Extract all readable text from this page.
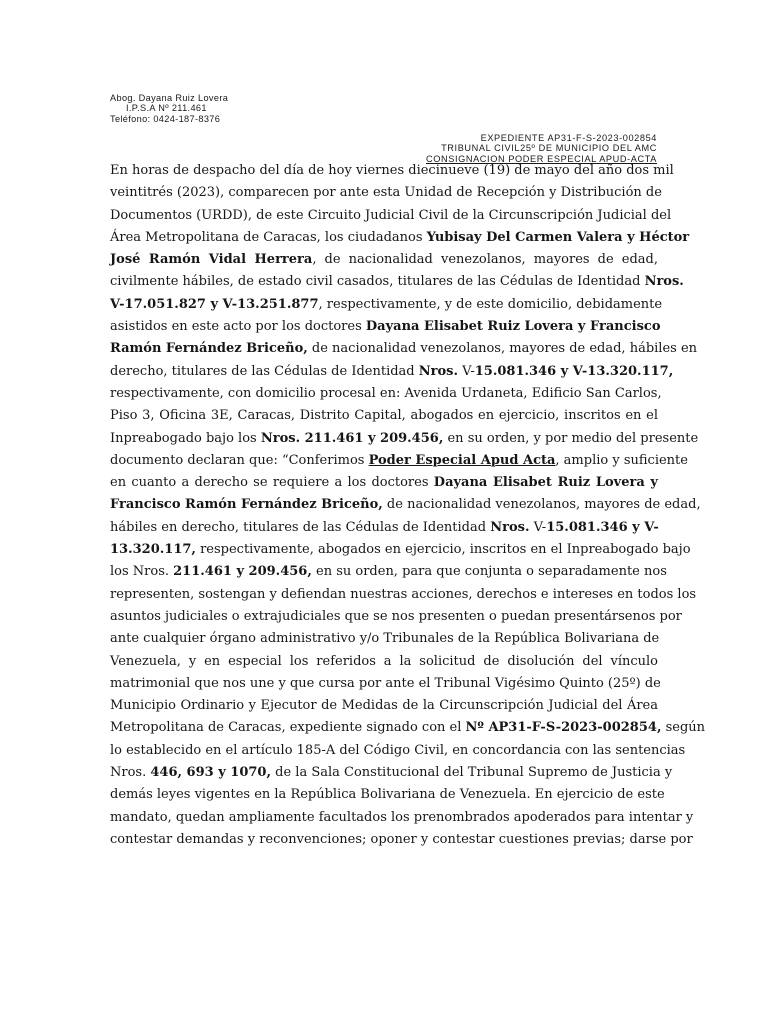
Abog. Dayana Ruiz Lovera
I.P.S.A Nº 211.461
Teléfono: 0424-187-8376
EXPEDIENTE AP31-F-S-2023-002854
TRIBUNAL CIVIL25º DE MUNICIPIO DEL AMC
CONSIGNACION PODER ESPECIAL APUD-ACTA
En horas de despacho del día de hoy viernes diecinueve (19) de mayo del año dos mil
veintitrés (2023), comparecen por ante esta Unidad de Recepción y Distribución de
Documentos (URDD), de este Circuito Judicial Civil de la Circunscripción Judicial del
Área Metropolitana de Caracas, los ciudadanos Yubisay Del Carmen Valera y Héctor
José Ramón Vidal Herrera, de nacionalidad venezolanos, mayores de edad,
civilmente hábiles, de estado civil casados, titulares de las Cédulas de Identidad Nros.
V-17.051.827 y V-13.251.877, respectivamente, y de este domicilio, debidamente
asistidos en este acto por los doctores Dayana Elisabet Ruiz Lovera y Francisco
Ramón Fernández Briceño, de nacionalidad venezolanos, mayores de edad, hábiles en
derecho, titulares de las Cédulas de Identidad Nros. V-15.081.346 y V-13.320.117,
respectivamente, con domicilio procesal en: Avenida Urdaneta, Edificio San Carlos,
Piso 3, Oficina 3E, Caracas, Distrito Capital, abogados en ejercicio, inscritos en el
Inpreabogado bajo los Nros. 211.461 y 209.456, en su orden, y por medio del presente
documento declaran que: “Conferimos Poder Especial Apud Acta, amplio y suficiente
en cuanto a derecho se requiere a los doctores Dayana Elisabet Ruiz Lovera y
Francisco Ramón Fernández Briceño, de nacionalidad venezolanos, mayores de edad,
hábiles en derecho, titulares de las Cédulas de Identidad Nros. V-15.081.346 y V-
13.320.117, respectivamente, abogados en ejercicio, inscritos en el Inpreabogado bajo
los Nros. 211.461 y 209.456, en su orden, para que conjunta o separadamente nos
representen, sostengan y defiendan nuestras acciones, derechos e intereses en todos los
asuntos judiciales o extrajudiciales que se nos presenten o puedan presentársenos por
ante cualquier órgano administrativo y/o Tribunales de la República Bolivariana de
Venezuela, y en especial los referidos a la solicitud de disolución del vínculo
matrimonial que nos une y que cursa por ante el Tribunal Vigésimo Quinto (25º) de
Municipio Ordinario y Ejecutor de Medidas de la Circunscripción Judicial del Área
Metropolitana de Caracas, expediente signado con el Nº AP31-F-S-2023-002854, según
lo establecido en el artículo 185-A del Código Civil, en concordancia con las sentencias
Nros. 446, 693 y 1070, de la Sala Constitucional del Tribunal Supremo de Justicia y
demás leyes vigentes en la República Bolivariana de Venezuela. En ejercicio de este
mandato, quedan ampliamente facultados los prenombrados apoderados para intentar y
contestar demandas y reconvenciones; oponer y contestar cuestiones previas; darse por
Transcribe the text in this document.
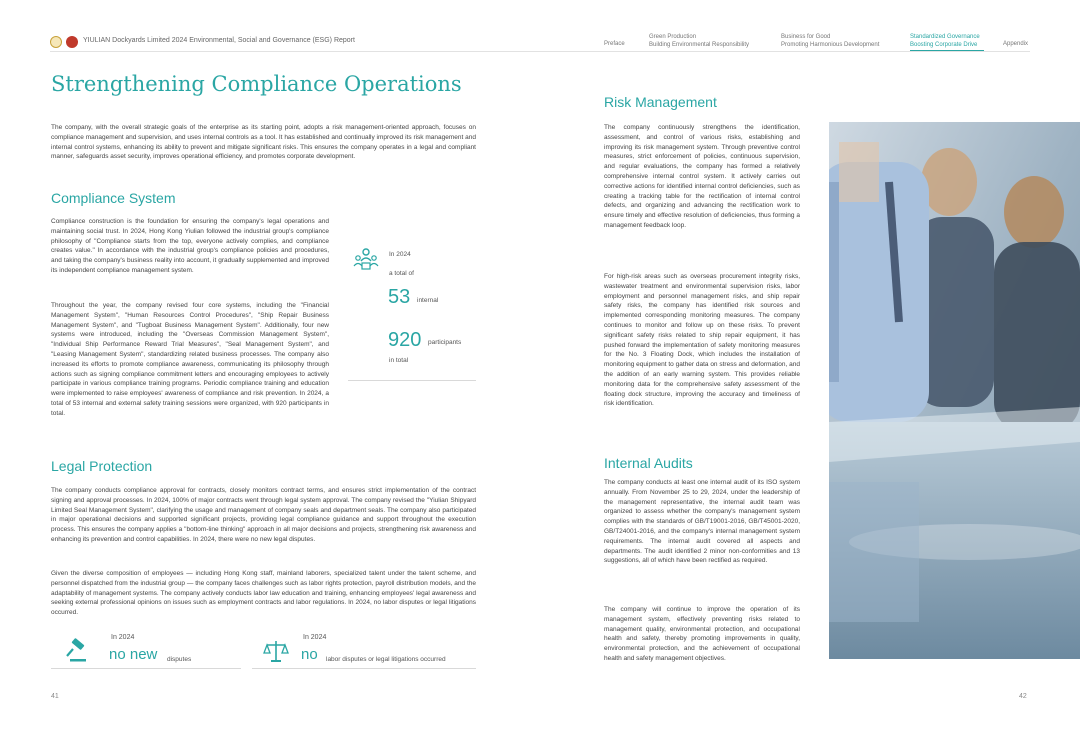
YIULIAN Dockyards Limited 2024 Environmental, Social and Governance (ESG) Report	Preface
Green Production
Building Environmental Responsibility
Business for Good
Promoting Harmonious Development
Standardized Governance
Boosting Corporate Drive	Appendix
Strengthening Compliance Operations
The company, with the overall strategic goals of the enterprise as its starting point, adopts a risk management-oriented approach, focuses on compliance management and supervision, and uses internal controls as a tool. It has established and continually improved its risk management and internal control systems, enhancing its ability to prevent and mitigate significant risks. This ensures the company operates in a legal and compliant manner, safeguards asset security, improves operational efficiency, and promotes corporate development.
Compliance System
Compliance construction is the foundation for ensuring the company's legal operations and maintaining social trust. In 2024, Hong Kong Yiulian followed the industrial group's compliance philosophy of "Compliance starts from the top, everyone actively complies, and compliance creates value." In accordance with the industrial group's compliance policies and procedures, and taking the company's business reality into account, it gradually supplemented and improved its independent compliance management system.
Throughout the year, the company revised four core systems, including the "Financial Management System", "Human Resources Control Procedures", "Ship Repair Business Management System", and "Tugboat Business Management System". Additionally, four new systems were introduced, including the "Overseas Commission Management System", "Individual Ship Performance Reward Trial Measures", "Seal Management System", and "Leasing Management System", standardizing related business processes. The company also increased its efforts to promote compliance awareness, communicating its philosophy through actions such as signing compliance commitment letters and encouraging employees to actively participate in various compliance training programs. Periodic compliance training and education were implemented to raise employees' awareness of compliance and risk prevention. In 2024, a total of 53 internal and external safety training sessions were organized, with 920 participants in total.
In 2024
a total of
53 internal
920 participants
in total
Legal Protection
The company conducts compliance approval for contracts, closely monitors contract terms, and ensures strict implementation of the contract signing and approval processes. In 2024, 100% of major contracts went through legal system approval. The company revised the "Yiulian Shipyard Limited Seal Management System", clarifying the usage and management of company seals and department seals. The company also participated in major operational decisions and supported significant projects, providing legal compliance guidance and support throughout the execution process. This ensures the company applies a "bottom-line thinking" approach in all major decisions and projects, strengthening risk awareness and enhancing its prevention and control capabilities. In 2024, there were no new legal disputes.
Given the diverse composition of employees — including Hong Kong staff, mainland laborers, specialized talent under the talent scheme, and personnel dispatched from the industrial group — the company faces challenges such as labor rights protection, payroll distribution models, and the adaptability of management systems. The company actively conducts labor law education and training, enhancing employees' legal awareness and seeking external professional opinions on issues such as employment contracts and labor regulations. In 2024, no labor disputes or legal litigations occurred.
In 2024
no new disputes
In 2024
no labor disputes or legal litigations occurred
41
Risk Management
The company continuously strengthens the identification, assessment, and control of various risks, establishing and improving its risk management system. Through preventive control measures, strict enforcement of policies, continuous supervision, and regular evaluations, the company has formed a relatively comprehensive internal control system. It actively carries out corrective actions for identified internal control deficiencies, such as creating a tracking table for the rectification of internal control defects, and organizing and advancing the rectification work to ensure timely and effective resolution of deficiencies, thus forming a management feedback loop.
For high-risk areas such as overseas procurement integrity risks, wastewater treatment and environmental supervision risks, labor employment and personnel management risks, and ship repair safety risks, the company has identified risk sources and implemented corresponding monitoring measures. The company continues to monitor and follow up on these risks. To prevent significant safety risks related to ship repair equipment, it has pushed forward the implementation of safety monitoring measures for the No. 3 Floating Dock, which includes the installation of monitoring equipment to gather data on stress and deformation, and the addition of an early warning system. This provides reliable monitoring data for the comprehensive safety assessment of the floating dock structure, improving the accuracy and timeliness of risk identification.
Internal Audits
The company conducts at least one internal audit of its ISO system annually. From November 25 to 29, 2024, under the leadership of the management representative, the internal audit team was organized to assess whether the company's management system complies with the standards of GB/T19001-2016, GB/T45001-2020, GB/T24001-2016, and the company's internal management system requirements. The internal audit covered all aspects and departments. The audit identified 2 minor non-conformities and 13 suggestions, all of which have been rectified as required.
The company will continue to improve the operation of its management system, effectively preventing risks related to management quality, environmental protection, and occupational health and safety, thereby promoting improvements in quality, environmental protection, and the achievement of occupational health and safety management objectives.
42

┄┄┄┄┄┄

> EXERCISE GOAL
Every line above should be returned word for word, with the pictures left behind.

> EXPECTED ANSWER
Extract all readable text from this page.
Abog. Dayana Ruiz Lovera
I.P.S.A Nº 211.461
Teléfono: 0424-187-8376
EXPEDIENTE AP31-F-S-2023-002854
TRIBUNAL CIVIL25º DE MUNICIPIO DEL AMC
CONSIGNACION PODER ESPECIAL APUD-ACTA
En horas de despacho del día de hoy viernes diecinueve (19) de mayo del año dos mil
veintitrés (2023), comparecen por ante esta Unidad de Recepción y Distribución de
Documentos (URDD), de este Circuito Judicial Civil de la Circunscripción Judicial del
Área Metropolitana de Caracas, los ciudadanos Yubisay Del Carmen Valera y Héctor
José Ramón Vidal Herrera, de nacionalidad venezolanos, mayores de edad,
civilmente hábiles, de estado civil casados, titulares de las Cédulas de Identidad Nros.
V-17.051.827 y V-13.251.877, respectivamente, y de este domicilio, debidamente
asistidos en este acto por los doctores Dayana Elisabet Ruiz Lovera y Francisco
Ramón Fernández Briceño, de nacionalidad venezolanos, mayores de edad, hábiles en
derecho, titulares de las Cédulas de Identidad Nros. V-15.081.346 y V-13.320.117,
respectivamente, con domicilio procesal en: Avenida Urdaneta, Edificio San Carlos,
Piso 3, Oficina 3E, Caracas, Distrito Capital, abogados en ejercicio, inscritos en el
Inpreabogado bajo los Nros. 211.461 y 209.456, en su orden, y por medio del presente
documento declaran que: “Conferimos Poder Especial Apud Acta, amplio y suficiente
en cuanto a derecho se requiere a los doctores Dayana Elisabet Ruiz Lovera y
Francisco Ramón Fernández Briceño, de nacionalidad venezolanos, mayores de edad,
hábiles en derecho, titulares de las Cédulas de Identidad Nros. V-15.081.346 y V-
13.320.117, respectivamente, abogados en ejercicio, inscritos en el Inpreabogado bajo
los Nros. 211.461 y 209.456, en su orden, para que conjunta o separadamente nos
representen, sostengan y defiendan nuestras acciones, derechos e intereses en todos los
asuntos judiciales o extrajudiciales que se nos presenten o puedan presentársenos por
ante cualquier órgano administrativo y/o Tribunales de la República Bolivariana de
Venezuela, y en especial los referidos a la solicitud de disolución del vínculo
matrimonial que nos une y que cursa por ante el Tribunal Vigésimo Quinto (25º) de
Municipio Ordinario y Ejecutor de Medidas de la Circunscripción Judicial del Área
Metropolitana de Caracas, expediente signado con el Nº AP31-F-S-2023-002854, según
lo establecido en el artículo 185-A del Código Civil, en concordancia con las sentencias
Nros. 446, 693 y 1070, de la Sala Constitucional del Tribunal Supremo de Justicia y
demás leyes vigentes en la República Bolivariana de Venezuela. En ejercicio de este
mandato, quedan ampliamente facultados los prenombrados apoderados para intentar y
contestar demandas y reconvenciones; oponer y contestar cuestiones previas; darse por
Transcribe the text in this document.
YIULIAN Dockyards Limited 2024 Environmental, Social and Governance (ESG) Report	Preface
Green Production
Building Environmental Responsibility
Business for Good
Promoting Harmonious Development
Standardized Governance
Boosting Corporate Drive	Appendix
Strengthening Compliance Operations
The company, with the overall strategic goals of the enterprise as its starting point, adopts a risk management-oriented approach, focuses on compliance management and supervision, and uses internal controls as a tool. It has established and continually improved its risk management and internal control systems, enhancing its ability to prevent and mitigate significant risks. This ensures the company operates in a legal and compliant manner, safeguards asset security, improves operational efficiency, and promotes corporate development.
Compliance System
Compliance construction is the foundation for ensuring the company's legal operations and maintaining social trust. In 2024, Hong Kong Yiulian followed the industrial group's compliance philosophy of "Compliance starts from the top, everyone actively complies, and compliance creates value." In accordance with the industrial group's compliance policies and procedures, and taking the company's business reality into account, it gradually supplemented and improved its independent compliance management system.
Throughout the year, the company revised four core systems, including the "Financial Management System", "Human Resources Control Procedures", "Ship Repair Business Management System", and "Tugboat Business Management System". Additionally, four new systems were introduced, including the "Overseas Commission Management System", "Individual Ship Performance Reward Trial Measures", "Seal Management System", and "Leasing Management System", standardizing related business processes. The company also increased its efforts to promote compliance awareness, communicating its philosophy through actions such as signing compliance commitment letters and encouraging employees to actively participate in various compliance training programs. Periodic compliance training and education were implemented to raise employees' awareness of compliance and risk prevention. In 2024, a total of 53 internal and external safety training sessions were organized, with 920 participants in total.
In 2024
a total of
53 internal
920 participants
in total
Legal Protection
The company conducts compliance approval for contracts, closely monitors contract terms, and ensures strict implementation of the contract signing and approval processes. In 2024, 100% of major contracts went through legal system approval. The company revised the "Yiulian Shipyard Limited Seal Management System", clarifying the usage and management of company seals and department seals. The company also participated in major operational decisions and supported significant projects, providing legal compliance guidance and support throughout the execution process. This ensures the company applies a "bottom-line thinking" approach in all major decisions and projects, strengthening risk awareness and enhancing its prevention and control capabilities. In 2024, there were no new legal disputes.
Given the diverse composition of employees — including Hong Kong staff, mainland laborers, specialized talent under the talent scheme, and personnel dispatched from the industrial group — the company faces challenges such as labor rights protection, payroll distribution models, and the adaptability of management systems. The company actively conducts labor law education and training, enhancing employees' legal awareness and seeking external professional opinions on issues such as employment contracts and labor regulations. In 2024, no labor disputes or legal litigations occurred.
In 2024
no new disputes
In 2024
no labor disputes or legal litigations occurred
41
Risk Management
The company continuously strengthens the identification, assessment, and control of various risks, establishing and improving its risk management system. Through preventive control measures, strict enforcement of policies, continuous supervision, and regular evaluations, the company has formed a relatively comprehensive internal control system. It actively carries out corrective actions for identified internal control deficiencies, such as creating a tracking table for the rectification of internal control defects, and organizing and advancing the rectification work to ensure timely and effective resolution of deficiencies, thus forming a management feedback loop.
For high-risk areas such as overseas procurement integrity risks, wastewater treatment and environmental supervision risks, labor employment and personnel management risks, and ship repair safety risks, the company has identified risk sources and implemented corresponding monitoring measures. The company continues to monitor and follow up on these risks. To prevent significant safety risks related to ship repair equipment, it has pushed forward the implementation of safety monitoring measures for the No. 3 Floating Dock, which includes the installation of monitoring equipment to gather data on stress and deformation, and the addition of an early warning system. This provides reliable monitoring data for the comprehensive safety assessment of the floating dock structure, improving the accuracy and timeliness of risk identification.
Internal Audits
The company conducts at least one internal audit of its ISO system annually. From November 25 to 29, 2024, under the leadership of the management representative, the internal audit team was organized to assess whether the company's management system complies with the standards of GB/T19001-2016, GB/T45001-2020, GB/T24001-2016, and the company's internal management system requirements. The internal audit covered all aspects and departments. The audit identified 2 minor non-conformities and 13 suggestions, all of which have been rectified as required.
The company will continue to improve the operation of its management system, effectively preventing risks related to management quality, environmental protection, and occupational health and safety, thereby promoting improvements in quality, environmental protection, and the achievement of occupational health and safety management objectives.
42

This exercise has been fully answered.